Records
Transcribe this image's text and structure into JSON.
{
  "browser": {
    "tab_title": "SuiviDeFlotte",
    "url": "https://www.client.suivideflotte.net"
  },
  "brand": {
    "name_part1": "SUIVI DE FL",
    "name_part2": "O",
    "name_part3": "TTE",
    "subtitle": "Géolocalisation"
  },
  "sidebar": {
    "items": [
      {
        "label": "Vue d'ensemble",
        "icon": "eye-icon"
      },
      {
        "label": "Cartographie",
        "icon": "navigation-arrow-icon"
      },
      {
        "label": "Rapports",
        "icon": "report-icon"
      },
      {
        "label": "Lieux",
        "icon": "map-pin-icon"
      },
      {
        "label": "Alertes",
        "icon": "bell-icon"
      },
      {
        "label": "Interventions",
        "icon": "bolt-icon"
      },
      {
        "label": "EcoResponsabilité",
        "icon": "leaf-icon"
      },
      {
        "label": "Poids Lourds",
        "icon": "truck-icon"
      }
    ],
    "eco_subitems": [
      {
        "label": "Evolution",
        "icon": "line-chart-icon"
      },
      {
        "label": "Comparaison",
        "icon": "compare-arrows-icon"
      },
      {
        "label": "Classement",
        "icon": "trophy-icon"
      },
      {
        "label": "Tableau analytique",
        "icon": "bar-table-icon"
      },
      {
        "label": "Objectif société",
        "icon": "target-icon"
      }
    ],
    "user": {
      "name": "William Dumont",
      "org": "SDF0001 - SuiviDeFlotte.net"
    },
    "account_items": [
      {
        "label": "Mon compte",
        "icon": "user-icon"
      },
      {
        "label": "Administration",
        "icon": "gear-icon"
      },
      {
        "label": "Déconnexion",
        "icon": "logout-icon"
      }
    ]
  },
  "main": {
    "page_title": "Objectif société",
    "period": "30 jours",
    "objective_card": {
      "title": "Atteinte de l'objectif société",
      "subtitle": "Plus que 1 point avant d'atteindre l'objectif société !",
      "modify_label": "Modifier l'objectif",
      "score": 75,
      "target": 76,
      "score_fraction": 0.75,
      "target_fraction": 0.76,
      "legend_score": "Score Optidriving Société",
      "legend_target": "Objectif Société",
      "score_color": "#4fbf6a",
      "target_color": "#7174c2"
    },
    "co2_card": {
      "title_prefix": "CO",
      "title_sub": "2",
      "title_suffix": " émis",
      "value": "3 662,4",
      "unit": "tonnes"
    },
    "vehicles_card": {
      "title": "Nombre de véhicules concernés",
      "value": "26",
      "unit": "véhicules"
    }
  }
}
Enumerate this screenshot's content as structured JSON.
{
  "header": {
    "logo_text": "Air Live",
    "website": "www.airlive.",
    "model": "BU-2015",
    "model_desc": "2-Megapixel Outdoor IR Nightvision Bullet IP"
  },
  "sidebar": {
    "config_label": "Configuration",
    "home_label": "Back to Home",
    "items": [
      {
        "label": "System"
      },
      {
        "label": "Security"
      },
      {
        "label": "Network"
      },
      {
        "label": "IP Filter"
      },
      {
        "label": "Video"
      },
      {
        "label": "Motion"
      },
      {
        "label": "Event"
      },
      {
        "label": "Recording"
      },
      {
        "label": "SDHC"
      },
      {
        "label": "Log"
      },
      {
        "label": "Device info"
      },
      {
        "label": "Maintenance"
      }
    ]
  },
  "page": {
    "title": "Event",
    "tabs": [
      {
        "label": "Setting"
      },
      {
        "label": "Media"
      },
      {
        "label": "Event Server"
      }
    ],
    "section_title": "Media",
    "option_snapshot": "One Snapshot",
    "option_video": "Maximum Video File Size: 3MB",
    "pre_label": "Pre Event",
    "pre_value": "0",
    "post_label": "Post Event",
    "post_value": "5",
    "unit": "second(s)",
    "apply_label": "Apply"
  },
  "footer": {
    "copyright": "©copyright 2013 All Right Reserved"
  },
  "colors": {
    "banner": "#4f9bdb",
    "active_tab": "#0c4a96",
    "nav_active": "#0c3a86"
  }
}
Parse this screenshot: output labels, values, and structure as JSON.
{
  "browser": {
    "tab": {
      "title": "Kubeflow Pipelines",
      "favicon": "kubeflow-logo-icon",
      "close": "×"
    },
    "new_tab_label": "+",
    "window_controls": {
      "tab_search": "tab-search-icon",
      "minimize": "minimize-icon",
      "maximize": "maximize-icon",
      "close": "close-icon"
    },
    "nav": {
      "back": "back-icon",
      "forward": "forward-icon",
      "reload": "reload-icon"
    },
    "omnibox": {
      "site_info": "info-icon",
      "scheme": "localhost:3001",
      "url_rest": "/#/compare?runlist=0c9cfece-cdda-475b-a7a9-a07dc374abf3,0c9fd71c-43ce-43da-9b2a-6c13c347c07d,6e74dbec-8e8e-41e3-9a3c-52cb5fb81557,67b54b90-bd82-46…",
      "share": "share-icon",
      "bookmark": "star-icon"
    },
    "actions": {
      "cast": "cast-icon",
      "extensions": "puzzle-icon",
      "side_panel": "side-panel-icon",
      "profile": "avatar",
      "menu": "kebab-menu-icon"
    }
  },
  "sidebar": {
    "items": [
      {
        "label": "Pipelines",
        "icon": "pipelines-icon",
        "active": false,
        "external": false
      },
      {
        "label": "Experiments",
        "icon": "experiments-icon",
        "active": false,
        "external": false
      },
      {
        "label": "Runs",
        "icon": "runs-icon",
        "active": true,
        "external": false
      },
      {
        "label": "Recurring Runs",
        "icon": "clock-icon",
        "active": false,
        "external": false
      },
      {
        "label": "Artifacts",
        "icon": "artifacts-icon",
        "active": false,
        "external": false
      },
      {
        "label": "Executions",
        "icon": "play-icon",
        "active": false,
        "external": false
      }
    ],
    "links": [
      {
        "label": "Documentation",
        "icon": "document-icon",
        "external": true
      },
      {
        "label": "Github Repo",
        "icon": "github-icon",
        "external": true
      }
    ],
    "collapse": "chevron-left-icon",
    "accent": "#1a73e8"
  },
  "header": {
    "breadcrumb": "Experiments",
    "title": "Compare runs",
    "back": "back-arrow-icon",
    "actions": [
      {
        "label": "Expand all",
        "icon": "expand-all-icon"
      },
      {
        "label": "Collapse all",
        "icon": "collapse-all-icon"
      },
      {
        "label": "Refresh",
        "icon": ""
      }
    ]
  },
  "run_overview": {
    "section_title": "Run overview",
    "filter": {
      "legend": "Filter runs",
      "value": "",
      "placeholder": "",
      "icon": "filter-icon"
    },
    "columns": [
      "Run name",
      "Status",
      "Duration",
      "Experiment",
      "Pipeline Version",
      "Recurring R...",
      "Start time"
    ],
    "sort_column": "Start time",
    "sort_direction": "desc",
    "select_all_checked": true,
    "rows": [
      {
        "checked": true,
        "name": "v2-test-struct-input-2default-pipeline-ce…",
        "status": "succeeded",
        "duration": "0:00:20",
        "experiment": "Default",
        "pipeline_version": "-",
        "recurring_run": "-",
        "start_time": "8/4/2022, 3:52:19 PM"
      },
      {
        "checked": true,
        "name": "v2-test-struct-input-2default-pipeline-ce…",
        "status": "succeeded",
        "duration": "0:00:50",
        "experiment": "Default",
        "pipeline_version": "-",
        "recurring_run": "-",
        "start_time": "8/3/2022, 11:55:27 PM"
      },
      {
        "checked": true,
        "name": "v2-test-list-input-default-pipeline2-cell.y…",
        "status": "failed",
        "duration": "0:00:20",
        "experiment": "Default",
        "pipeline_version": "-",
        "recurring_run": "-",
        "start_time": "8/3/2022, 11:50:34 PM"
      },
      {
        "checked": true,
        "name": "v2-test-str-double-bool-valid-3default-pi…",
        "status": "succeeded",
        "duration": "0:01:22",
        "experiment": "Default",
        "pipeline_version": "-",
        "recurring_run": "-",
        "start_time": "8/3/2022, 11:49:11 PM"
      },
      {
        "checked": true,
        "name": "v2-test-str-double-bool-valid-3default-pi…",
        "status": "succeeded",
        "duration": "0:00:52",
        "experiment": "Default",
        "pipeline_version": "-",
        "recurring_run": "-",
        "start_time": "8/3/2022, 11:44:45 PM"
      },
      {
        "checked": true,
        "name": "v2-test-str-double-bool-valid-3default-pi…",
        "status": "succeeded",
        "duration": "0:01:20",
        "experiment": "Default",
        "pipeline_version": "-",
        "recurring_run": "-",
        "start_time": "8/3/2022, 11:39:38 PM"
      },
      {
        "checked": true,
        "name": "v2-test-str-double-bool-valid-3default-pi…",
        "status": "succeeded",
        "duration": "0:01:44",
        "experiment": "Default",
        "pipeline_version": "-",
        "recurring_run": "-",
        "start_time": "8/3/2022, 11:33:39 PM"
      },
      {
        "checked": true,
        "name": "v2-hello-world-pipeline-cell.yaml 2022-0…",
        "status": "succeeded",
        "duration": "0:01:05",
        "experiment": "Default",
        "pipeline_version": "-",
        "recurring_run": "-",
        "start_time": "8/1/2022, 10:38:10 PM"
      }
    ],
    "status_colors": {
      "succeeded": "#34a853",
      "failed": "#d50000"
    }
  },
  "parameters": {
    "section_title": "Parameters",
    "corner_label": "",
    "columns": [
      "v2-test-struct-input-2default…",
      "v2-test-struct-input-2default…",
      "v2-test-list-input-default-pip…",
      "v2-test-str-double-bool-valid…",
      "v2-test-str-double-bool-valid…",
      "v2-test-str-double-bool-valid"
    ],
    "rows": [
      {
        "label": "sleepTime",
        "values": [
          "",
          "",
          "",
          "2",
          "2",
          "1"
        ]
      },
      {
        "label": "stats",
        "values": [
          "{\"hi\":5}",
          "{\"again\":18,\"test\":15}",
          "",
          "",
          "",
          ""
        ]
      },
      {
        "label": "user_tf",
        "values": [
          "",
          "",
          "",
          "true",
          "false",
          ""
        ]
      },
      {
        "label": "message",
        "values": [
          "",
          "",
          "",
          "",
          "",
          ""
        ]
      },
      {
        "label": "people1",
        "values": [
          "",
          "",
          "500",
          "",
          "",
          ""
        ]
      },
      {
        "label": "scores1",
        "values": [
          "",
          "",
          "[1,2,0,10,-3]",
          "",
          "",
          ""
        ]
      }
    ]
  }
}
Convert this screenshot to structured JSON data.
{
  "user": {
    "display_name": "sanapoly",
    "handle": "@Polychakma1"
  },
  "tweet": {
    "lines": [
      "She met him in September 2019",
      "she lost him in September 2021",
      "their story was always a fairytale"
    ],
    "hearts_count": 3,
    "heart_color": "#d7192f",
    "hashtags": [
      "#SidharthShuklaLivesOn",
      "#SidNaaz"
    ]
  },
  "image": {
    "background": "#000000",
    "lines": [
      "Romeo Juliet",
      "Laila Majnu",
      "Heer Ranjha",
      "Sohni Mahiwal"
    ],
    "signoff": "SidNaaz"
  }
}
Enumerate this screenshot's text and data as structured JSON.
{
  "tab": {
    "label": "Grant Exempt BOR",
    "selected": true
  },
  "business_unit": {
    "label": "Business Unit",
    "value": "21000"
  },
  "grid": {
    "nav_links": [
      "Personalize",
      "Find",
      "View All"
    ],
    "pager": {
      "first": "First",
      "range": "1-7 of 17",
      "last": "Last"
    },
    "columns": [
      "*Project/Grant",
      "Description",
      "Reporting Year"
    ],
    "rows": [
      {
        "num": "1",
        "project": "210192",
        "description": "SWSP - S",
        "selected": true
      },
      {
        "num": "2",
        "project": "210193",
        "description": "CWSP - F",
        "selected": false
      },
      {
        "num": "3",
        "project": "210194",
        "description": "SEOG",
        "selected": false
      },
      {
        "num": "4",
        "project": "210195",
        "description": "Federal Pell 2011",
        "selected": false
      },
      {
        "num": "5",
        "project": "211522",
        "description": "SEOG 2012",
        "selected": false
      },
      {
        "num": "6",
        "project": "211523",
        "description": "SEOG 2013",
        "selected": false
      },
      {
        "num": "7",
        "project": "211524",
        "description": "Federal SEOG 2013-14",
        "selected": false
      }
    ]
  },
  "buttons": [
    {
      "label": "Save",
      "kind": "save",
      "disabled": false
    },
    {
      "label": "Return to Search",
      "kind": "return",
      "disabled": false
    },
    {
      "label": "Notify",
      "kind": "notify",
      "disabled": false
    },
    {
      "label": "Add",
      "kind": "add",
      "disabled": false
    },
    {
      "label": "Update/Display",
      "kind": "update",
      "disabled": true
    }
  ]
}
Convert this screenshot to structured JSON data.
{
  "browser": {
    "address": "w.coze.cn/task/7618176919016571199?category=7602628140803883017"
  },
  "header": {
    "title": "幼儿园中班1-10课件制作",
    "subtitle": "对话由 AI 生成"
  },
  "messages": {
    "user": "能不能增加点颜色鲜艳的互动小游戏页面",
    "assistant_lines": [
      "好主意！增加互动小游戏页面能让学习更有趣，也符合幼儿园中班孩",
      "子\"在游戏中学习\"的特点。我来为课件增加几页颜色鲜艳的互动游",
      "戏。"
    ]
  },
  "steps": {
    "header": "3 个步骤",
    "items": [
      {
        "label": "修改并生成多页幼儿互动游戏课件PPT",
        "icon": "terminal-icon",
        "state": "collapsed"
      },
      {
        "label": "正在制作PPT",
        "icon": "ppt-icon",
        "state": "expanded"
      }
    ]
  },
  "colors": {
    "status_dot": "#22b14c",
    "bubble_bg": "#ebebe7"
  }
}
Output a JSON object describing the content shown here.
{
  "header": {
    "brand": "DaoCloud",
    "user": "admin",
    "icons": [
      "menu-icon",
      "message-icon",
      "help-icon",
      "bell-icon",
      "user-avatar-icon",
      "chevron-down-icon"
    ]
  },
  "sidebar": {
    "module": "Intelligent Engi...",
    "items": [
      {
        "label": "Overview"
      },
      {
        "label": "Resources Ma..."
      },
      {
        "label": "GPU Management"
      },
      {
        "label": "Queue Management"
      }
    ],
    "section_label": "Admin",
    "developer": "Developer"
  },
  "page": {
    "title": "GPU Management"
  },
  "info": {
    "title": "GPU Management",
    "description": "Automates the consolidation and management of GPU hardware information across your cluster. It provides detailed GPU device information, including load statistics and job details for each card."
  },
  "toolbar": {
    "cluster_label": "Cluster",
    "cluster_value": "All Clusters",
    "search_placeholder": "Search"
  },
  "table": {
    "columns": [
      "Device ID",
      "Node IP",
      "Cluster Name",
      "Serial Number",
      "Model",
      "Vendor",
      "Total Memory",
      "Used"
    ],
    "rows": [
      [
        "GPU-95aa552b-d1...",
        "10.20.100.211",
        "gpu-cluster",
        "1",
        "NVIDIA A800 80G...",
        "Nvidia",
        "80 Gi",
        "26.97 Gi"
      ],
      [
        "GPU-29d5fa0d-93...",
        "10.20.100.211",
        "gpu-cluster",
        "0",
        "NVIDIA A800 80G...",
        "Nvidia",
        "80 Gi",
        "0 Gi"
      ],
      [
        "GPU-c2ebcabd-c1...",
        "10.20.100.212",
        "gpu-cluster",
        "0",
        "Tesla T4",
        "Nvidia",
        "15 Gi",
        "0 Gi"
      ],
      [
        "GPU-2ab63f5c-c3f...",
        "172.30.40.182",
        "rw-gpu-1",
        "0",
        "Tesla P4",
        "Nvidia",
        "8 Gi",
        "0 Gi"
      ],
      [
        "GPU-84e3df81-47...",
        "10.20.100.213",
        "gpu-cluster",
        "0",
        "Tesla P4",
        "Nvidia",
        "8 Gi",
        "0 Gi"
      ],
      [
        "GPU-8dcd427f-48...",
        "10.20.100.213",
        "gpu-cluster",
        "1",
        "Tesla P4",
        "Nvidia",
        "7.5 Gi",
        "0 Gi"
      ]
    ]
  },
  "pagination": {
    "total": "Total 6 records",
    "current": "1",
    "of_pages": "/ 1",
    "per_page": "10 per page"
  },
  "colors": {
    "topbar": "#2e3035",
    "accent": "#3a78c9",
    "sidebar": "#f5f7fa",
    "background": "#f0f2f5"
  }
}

_TASK OBJECTIVE_. Look through the records and gather every line containing "JSON".

_FINAL RESULT_.
Transcribe this image's text and structure into JSON.
Enumerate this screenshot's content as structured JSON.
Parse this screenshot: output labels, values, and structure as JSON.
Convert this screenshot to structured JSON data.
Enumerate this screenshot's text and data as structured JSON.
Convert this screenshot to structured JSON data.
Output a JSON object describing the content shown here.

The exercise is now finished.